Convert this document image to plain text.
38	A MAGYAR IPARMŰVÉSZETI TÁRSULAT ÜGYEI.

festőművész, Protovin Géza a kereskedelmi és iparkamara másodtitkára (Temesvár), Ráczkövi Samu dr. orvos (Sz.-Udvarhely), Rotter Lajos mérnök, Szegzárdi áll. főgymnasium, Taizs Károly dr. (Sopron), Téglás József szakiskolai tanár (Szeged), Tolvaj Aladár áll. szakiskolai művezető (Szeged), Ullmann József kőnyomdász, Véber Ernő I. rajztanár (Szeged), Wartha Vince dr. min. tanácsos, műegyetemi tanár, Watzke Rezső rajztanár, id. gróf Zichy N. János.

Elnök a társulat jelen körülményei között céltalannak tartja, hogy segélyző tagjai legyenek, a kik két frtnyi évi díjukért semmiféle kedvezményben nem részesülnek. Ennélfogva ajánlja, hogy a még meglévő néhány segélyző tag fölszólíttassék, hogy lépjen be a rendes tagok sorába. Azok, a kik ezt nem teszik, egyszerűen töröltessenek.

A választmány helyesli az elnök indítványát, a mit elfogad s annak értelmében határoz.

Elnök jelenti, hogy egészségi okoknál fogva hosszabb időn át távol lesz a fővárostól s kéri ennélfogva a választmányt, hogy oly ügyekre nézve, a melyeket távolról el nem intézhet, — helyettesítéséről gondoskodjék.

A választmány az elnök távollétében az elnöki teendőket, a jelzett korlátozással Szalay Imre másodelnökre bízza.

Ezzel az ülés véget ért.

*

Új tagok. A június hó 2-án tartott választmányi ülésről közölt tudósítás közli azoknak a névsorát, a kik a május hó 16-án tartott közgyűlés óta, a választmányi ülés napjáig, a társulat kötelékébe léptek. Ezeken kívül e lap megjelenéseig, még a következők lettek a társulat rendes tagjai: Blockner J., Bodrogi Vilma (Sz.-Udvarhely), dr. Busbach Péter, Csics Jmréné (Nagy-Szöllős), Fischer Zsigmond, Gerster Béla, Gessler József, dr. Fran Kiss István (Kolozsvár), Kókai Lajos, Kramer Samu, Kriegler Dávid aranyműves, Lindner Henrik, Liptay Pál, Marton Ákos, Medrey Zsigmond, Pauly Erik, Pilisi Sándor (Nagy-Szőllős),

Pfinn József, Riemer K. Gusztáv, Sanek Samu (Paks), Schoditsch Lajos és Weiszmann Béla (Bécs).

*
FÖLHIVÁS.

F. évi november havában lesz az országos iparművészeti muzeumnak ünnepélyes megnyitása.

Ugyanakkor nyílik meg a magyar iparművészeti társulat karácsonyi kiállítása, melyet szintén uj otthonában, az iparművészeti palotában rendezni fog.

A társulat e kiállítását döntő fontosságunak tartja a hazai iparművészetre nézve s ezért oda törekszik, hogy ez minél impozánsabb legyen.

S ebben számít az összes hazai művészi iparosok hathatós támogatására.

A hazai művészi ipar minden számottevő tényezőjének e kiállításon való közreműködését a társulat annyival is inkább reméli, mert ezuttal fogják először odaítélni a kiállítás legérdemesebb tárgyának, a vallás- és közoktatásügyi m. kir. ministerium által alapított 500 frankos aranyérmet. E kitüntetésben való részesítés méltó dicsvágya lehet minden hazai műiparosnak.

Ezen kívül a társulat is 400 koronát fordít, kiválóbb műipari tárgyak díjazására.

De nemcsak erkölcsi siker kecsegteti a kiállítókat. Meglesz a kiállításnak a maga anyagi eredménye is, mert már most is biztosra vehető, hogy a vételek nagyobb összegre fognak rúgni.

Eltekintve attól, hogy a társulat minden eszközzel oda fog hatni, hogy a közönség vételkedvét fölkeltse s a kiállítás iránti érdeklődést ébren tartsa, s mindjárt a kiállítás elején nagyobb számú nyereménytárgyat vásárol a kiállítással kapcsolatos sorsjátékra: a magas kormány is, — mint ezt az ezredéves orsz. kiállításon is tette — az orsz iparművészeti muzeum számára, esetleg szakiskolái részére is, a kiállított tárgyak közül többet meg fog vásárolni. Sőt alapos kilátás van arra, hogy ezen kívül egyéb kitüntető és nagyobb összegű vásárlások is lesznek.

* * *

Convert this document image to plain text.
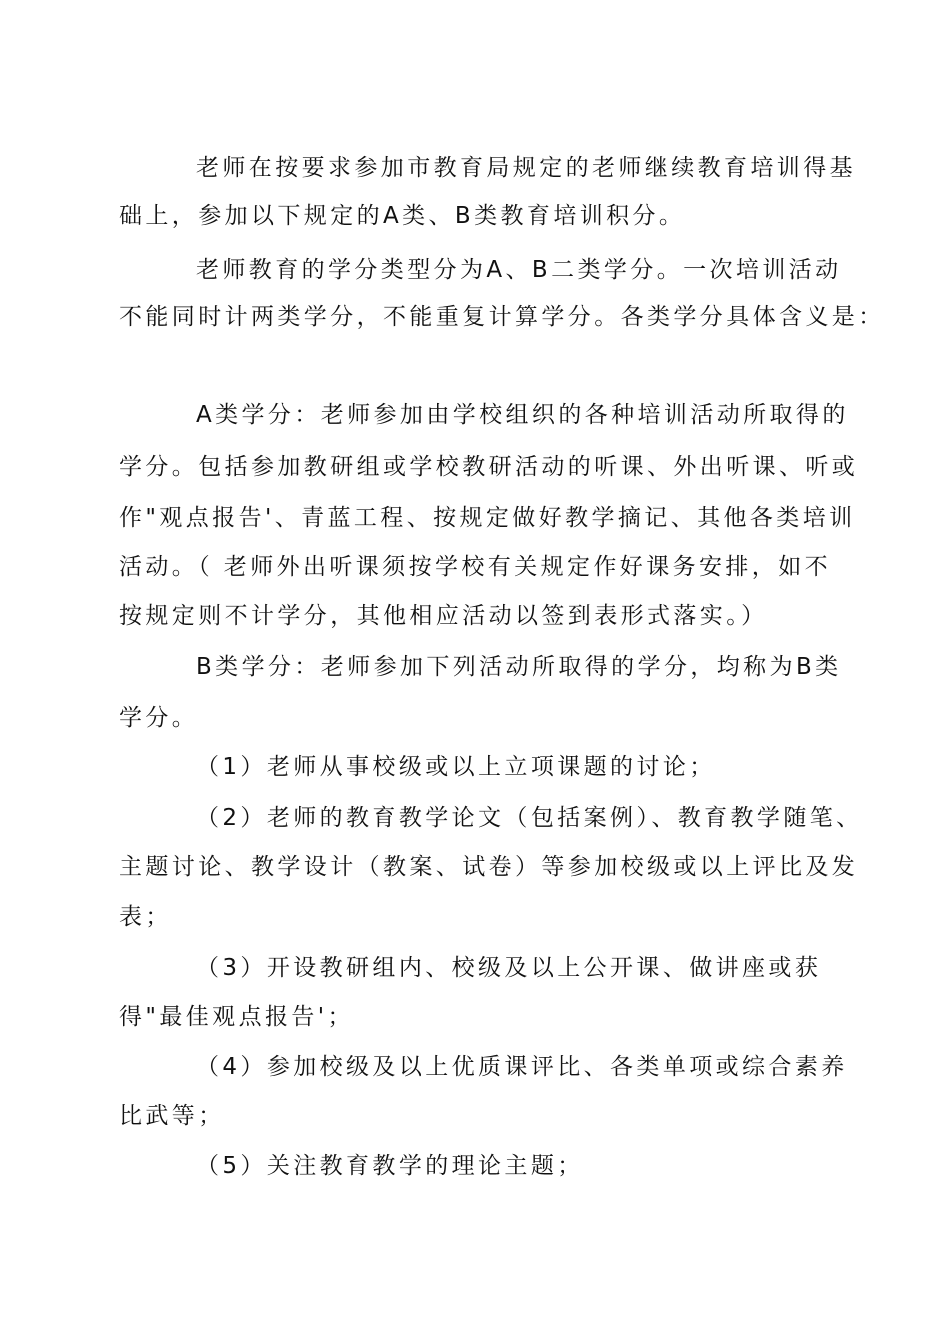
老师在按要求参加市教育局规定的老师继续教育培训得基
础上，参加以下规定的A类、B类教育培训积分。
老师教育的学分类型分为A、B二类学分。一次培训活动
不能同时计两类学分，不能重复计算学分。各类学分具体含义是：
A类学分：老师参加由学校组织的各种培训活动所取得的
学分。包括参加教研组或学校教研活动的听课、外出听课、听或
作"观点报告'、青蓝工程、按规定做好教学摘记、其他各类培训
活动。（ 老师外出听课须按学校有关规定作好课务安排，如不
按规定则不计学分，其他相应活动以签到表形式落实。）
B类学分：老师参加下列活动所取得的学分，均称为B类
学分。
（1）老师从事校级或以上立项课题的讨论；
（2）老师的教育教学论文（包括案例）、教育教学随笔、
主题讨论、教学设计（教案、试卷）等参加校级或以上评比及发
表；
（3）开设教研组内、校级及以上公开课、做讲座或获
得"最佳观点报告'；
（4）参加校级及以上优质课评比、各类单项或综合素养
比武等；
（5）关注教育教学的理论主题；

The problem: Give only the number of lines in the material above that include the word "nagyobb".

The response: 2